» EXCERPTED TEXT:
┏━━

# (OT)A note on the User Limit



## Scatterspell (May 6, 2002)

Hello

There has been talk on the Mortalit.net boards about Enworlds user limits (a certian game publisher has been frequenting our boards because of it)  I put forth the notion that Mortality Host the Enworld boards.  Adlon (whom works in the field) is more than happy to help out, as I know he respects Enworld and what it does for the RPG community.  Please let me know your thoughts on this,  have emailed Morrus to see if he would like to look into this option.  But this is also YOUR place to trade ideas, so just wanna hear your feedback.

Crap middle of the night is not a good time to post new threads!!


----------



## Mark (May 6, 2002)

Gotta love the Mortality Net! 

Don't forget, Mr Walker, about the Chicago Gameday being held in Mount Prospect late June.  Link is in my sig!


----------



## Scatterspell (May 6, 2002)

Heh first reply goes RIGHT off topic....gotta love it!   

Tho that sounds like a blast!  I might just grace you all with my presence.

┗━━

» PROBLEMS AND TASKS:
**a)** Can you reproduce the records word for word, starting with their first line and going on through the line that contains "handwritten-line: in MS"?
**b)** How would the thread on the ENWorld user limit continue after its last post?
The records have no connection to the thread on the ENWorld user limit.

» SUPPLIED ENTRIES:

┏━━

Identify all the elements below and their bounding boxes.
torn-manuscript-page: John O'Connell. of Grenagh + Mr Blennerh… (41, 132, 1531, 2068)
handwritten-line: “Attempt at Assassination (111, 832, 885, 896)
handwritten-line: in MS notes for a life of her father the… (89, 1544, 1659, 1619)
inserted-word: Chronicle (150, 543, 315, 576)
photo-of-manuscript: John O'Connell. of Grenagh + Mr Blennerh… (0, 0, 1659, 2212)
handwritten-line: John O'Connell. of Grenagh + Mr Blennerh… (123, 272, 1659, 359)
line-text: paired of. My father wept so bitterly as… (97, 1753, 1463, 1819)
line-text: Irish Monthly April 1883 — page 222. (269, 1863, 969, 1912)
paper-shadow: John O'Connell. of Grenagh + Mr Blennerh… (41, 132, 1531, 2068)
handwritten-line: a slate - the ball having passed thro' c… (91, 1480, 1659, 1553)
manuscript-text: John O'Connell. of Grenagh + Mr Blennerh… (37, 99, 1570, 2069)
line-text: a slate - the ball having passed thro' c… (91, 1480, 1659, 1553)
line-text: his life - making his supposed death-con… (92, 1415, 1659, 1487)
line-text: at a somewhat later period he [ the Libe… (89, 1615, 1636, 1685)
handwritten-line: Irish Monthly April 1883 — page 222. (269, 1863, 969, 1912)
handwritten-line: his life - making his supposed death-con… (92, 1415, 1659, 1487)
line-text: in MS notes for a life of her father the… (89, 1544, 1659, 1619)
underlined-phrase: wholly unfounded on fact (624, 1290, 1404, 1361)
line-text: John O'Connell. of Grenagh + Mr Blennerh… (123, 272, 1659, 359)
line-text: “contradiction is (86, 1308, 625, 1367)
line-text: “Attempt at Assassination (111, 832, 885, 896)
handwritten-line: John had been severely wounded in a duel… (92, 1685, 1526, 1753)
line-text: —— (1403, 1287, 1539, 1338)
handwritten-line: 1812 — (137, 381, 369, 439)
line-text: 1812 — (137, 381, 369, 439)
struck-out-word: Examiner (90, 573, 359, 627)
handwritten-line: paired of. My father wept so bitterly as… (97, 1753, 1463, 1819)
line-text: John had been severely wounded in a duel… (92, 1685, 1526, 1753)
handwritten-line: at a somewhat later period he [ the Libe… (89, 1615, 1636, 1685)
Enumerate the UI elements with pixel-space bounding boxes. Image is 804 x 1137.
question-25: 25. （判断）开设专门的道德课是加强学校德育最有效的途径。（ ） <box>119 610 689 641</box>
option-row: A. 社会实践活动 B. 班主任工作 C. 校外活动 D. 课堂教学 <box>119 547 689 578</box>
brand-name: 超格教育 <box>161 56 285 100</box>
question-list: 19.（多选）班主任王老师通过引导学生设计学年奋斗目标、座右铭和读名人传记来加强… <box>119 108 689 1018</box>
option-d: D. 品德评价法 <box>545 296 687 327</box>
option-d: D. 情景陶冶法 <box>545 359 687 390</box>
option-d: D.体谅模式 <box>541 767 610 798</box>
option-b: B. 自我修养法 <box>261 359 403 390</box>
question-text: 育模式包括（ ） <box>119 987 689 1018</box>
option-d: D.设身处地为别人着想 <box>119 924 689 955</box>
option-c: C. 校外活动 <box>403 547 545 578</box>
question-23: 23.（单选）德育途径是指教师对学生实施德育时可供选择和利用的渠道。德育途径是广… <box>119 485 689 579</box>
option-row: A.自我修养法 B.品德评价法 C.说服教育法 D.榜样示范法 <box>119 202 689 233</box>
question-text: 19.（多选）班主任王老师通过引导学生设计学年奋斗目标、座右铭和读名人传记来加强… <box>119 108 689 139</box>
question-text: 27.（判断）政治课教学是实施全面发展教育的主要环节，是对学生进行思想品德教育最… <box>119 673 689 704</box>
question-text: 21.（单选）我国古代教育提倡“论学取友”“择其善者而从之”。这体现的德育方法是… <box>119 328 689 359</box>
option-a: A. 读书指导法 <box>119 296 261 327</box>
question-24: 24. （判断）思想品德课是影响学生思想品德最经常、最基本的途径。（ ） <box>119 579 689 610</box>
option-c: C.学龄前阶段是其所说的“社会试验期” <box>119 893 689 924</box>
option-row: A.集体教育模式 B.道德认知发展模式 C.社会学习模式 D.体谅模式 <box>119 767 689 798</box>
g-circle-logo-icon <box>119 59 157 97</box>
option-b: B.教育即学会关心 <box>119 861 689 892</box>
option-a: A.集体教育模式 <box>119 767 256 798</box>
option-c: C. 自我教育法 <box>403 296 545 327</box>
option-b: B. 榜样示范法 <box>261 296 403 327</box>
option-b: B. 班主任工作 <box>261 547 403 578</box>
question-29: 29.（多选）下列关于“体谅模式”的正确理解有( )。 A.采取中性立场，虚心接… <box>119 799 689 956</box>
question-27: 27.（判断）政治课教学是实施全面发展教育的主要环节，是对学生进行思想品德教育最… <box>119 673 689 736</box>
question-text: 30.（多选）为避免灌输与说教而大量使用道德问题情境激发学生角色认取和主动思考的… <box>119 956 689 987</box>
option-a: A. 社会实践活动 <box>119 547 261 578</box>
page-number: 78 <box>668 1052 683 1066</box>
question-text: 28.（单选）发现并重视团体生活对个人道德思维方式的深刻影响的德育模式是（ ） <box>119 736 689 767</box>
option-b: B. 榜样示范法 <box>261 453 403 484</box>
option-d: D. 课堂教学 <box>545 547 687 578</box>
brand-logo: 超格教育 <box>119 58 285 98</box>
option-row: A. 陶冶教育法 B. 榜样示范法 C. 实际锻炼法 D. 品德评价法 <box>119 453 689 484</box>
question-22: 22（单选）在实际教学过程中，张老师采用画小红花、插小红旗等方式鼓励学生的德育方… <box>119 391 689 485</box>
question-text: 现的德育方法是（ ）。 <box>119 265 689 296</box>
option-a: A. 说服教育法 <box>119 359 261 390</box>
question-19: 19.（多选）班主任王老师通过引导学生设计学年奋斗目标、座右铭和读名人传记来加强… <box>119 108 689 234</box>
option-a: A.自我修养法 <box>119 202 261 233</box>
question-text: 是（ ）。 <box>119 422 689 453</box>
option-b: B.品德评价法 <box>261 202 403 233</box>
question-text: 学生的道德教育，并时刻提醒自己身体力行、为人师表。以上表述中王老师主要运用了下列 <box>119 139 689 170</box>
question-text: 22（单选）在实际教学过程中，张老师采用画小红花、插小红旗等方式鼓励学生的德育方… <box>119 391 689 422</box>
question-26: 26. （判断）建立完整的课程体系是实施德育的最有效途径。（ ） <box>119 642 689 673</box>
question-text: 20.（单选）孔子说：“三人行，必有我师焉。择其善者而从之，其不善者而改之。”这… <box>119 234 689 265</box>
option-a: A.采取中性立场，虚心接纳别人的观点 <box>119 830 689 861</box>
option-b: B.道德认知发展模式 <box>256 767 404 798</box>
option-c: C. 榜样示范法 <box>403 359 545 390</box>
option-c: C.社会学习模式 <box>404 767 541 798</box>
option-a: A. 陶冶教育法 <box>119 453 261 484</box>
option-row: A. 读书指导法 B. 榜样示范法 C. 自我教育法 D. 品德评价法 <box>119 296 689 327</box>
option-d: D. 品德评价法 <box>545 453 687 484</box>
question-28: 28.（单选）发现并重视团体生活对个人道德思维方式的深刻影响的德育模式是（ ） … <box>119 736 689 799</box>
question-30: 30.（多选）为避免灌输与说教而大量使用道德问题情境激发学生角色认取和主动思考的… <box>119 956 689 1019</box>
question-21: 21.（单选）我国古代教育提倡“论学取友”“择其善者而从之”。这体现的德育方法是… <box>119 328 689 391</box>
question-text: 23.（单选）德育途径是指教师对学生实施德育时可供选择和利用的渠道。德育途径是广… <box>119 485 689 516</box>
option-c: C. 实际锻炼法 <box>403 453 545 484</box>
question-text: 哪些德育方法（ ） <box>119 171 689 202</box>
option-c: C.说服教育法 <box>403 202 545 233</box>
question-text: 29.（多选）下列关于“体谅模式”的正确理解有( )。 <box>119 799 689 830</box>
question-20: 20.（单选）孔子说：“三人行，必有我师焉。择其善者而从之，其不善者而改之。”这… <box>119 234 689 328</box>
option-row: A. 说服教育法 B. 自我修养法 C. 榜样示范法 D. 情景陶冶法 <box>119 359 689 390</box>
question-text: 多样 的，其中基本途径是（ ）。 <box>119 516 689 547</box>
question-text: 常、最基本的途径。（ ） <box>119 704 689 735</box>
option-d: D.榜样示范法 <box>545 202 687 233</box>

┗━━

» ANSWERS:
**a)**
Identify all the elements below and their bounding boxes.
torn-manuscript-page: John O'Connell. of Grenagh + Mr Blennerh… (41, 132, 1531, 2068)
handwritten-line: “Attempt at Assassination (111, 832, 885, 896)
handwritten-line: in MS notes for a life of her father the… (89, 1544, 1659, 1619)

**b)**
----------



## RangerWickett (May 6, 2002)

How would Mortality handle the server costs?  Who is funding them?  Because Russ is having a few troubles paying for his own server, and I'm pretty sure that ENWorld gets a lot more traffic than Mortality.  Could Mortality even do it?


----------



## Scatterspell (May 6, 2002)

Good questions, and pretty much yes to all of them.  If there is one thing Mortality has got, it's server space and bandwith.  Well it's got a lot more than that but you know what I mean.

Adlon will do his best to help Enworld get better bandwith and servers that can handle the traffic, and probably save Morrus some cash.


----------



## Morrus (May 6, 2002)

Scatterspell said:
			
		

> * If there is one thing Mortality has got, it's server space and bandwith.  *




Unfortunately, server space and bandwidth aren't the problem - I have both of those in spades.  The problem is sheer processing power: the boards need a big, powerful dedicated server that can handle all of the simultaneous databsae requests made.

It's a good idea, but unless Adlon actually has a _spare_ hi-spec server that could be dedicated to the boards, it probably isn't the answer to the problem.


----------



## reapersaurus (May 6, 2002)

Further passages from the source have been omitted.